**What you are asked to do**
Among the entries that follow, find the lines containing the string "tall" and copy them.

◆ ◆ ◆ ◆ ◆ ◆ ◆

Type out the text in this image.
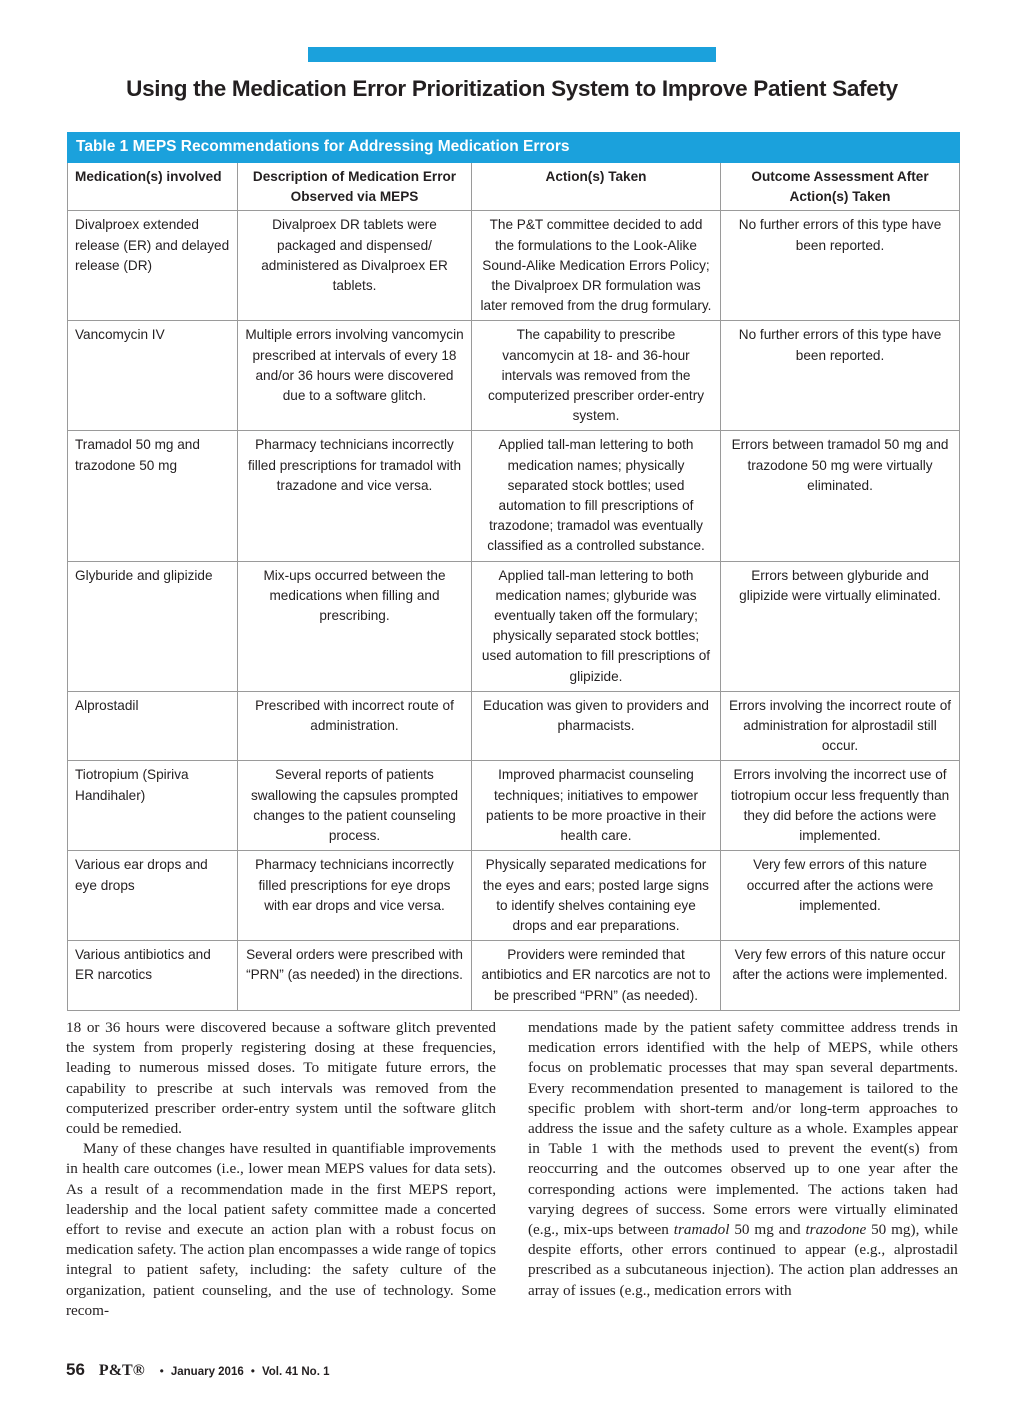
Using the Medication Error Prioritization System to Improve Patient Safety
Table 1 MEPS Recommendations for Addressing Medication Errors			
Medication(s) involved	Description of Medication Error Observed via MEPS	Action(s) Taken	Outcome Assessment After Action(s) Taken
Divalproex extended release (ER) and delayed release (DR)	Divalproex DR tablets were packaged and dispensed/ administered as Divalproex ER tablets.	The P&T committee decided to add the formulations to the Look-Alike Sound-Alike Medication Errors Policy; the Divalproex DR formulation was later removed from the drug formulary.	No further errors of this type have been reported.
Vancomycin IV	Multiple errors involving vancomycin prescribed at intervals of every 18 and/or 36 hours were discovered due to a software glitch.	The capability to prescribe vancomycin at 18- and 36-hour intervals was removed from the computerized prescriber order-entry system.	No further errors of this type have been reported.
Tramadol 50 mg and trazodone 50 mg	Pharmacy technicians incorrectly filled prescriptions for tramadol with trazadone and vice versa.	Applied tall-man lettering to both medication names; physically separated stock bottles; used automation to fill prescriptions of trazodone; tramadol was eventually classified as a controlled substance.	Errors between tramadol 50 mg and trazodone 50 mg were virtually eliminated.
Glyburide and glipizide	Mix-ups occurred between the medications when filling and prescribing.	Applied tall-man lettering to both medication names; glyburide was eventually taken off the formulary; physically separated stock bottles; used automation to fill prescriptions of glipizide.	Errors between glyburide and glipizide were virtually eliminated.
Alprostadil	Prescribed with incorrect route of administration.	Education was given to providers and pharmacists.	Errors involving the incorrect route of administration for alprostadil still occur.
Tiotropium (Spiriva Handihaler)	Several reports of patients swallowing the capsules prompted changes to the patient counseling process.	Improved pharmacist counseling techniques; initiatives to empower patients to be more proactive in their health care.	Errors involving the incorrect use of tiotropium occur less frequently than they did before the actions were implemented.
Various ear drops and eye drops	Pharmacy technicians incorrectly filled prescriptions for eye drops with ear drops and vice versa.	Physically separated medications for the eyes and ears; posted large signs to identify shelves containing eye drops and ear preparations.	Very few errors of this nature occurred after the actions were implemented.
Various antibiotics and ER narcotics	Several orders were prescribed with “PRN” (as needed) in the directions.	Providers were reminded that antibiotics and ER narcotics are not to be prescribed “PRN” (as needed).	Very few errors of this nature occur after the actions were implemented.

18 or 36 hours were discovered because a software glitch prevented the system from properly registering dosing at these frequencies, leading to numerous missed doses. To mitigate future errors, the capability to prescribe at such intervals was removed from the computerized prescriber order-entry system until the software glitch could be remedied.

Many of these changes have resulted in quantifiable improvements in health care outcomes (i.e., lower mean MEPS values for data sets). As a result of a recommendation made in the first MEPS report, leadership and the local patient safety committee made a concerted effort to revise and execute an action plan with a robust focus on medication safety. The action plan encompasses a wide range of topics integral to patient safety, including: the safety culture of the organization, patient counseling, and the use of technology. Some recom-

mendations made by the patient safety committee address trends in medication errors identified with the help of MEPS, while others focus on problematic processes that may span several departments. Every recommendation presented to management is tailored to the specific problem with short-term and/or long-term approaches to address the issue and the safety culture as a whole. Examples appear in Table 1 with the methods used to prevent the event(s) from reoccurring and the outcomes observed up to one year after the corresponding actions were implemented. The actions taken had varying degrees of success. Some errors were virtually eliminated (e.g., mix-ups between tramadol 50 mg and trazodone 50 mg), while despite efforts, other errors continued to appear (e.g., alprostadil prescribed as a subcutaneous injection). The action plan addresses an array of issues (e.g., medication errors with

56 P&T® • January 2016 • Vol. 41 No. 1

◆ ◆ ◆ ◆ ◆ ◆ ◆

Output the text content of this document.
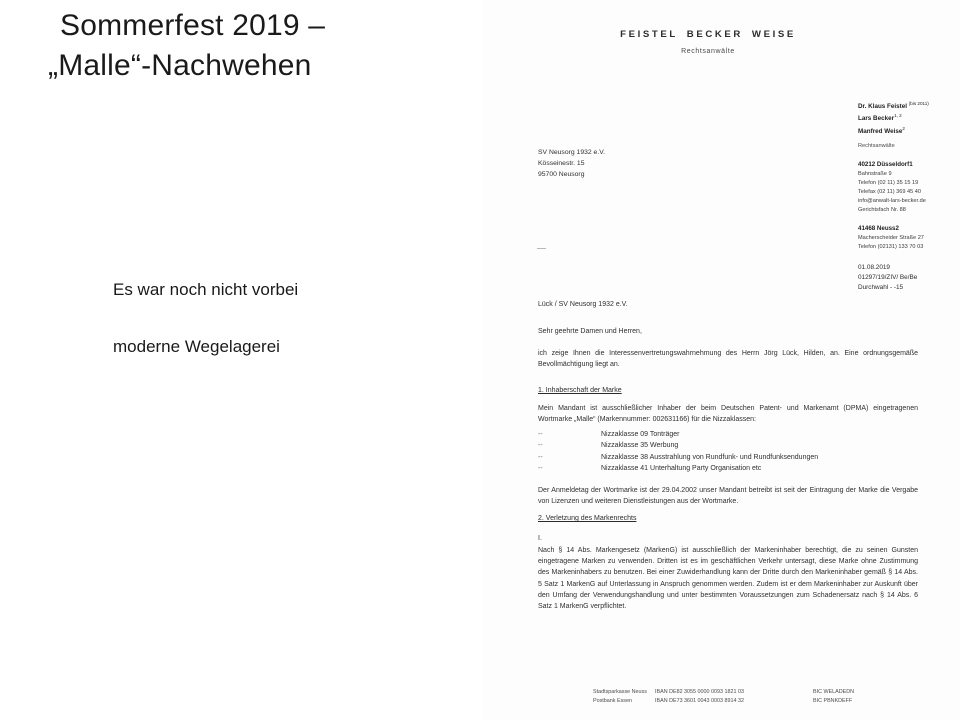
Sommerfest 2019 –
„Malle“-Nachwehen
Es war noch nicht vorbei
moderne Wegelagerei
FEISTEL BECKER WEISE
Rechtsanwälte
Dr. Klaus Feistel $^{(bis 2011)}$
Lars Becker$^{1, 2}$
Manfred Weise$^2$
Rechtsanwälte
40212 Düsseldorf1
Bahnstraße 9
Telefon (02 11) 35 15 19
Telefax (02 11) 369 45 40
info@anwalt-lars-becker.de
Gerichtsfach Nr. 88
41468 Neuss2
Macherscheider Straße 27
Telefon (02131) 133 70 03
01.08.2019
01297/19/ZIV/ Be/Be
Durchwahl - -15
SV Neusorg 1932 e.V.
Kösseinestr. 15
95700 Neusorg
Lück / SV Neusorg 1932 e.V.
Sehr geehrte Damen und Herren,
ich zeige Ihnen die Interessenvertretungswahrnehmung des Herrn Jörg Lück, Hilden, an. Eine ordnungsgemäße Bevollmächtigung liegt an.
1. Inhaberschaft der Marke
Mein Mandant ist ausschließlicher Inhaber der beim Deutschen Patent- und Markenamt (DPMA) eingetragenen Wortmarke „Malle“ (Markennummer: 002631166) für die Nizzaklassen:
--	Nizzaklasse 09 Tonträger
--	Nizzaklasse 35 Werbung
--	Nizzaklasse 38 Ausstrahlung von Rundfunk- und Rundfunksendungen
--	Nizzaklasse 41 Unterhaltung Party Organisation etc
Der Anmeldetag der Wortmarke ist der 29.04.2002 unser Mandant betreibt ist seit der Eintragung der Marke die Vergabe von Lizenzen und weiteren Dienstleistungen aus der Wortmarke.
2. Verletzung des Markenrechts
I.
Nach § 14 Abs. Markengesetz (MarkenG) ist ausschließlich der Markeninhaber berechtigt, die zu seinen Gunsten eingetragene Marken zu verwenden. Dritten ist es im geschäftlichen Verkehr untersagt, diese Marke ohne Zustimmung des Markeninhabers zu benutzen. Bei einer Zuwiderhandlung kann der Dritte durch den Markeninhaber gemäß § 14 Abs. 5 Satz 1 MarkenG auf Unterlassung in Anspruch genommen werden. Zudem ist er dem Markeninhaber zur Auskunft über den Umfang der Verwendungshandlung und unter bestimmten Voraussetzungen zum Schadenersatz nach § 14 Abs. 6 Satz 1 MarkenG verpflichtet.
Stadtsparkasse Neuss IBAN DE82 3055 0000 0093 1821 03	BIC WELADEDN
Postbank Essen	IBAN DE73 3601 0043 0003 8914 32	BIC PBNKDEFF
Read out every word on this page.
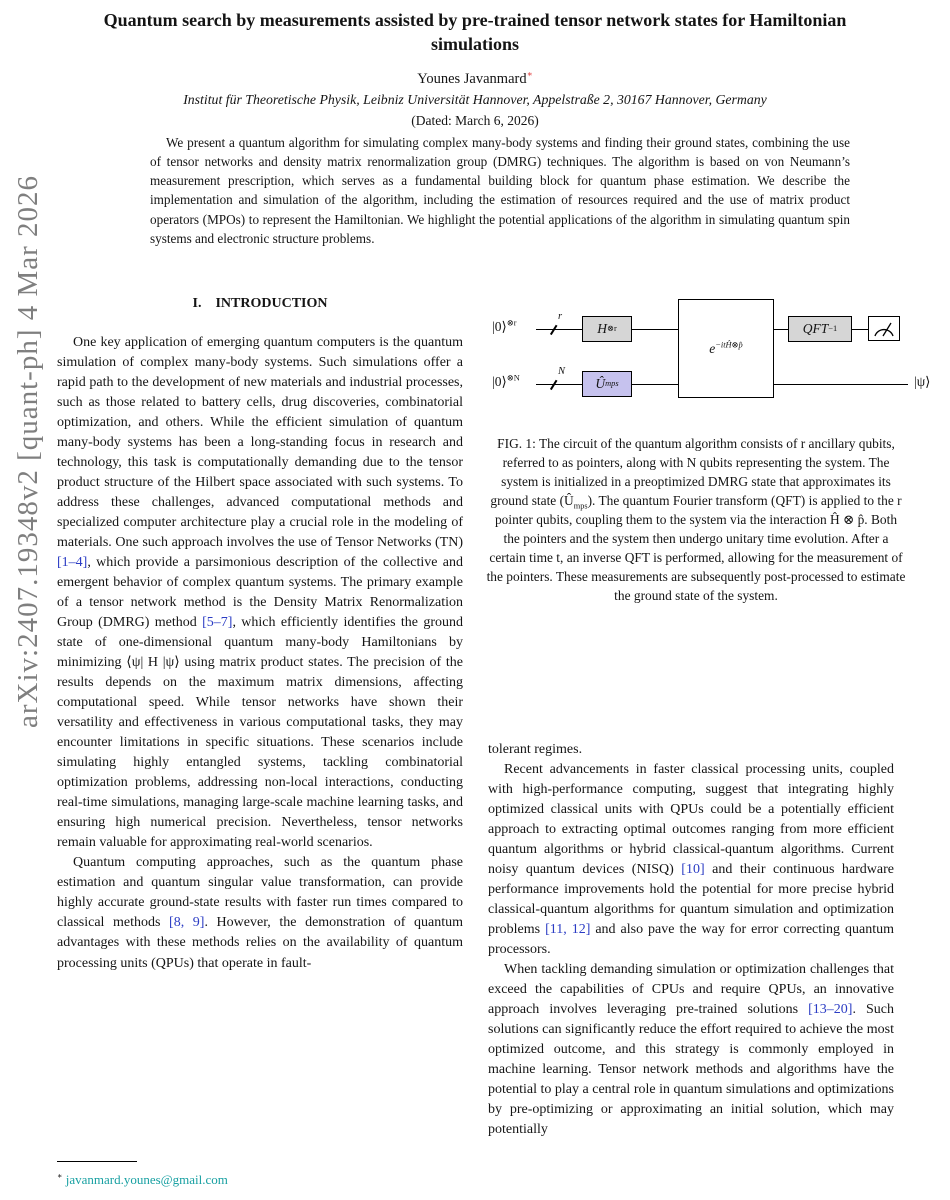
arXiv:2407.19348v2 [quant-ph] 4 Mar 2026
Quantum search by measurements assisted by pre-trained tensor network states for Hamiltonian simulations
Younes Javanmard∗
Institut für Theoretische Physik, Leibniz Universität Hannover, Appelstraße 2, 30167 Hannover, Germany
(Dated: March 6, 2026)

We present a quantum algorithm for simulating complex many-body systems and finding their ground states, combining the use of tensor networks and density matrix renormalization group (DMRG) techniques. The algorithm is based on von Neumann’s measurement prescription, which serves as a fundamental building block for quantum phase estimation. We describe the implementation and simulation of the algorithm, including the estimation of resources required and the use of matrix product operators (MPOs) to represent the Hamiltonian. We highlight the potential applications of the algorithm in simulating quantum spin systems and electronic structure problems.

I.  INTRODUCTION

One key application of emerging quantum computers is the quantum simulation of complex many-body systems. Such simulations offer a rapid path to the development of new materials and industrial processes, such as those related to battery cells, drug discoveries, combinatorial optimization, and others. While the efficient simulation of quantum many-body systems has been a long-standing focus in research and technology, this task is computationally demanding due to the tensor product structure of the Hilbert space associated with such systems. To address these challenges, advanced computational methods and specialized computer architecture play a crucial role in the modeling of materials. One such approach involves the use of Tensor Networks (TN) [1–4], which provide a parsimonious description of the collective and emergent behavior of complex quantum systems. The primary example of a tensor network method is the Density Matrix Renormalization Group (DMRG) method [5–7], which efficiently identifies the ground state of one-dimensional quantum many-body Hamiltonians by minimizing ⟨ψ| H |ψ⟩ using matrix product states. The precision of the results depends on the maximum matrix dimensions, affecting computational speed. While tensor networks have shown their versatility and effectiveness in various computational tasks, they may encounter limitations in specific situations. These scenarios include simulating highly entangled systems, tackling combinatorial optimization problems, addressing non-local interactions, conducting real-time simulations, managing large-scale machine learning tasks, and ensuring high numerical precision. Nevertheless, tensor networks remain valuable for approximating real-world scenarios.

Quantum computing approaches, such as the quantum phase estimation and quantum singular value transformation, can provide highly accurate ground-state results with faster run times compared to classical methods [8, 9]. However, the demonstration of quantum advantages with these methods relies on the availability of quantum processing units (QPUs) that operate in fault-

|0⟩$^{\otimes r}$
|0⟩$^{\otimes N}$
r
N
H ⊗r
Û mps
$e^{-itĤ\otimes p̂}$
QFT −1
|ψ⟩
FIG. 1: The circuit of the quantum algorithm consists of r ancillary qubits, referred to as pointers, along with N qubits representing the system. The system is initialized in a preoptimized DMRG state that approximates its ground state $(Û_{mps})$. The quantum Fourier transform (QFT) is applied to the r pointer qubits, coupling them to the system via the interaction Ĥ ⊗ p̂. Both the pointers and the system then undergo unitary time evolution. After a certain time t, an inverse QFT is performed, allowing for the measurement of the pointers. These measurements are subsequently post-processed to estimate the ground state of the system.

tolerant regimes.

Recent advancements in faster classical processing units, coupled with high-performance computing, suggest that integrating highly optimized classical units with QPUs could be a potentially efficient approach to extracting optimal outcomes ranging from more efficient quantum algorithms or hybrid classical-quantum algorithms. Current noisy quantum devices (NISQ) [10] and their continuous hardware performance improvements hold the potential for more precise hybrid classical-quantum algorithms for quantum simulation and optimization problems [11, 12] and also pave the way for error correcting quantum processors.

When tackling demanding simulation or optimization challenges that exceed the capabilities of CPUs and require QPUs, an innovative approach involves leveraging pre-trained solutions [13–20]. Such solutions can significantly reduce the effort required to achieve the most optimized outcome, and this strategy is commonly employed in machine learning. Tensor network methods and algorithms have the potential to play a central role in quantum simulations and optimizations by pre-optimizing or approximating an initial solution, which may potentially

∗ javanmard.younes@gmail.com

◆ ◆ ◆ ◆ ◆ ◆ ◆

**Exercise response**
Tramadol 50 mg and trazodone 50 mg	Pharmacy technicians incorrectly filled prescriptions for tramadol with trazadone and vice versa.	Applied tall-man lettering to both medication names; physically separated stock bottles; used automation to fill prescriptions of trazodone; tramadol was eventually classified as a controlled substance.	Errors between tramadol 50 mg and trazodone 50 mg were virtually eliminated.
Glyburide and glipizide	Mix-ups occurred between the medications when filling and prescribing.	Applied tall-man lettering to both medication names; glyburide was eventually taken off the formulary; physically separated stock bottles; used automation to fill prescriptions of glipizide.	Errors between glyburide and glipizide were virtually eliminated.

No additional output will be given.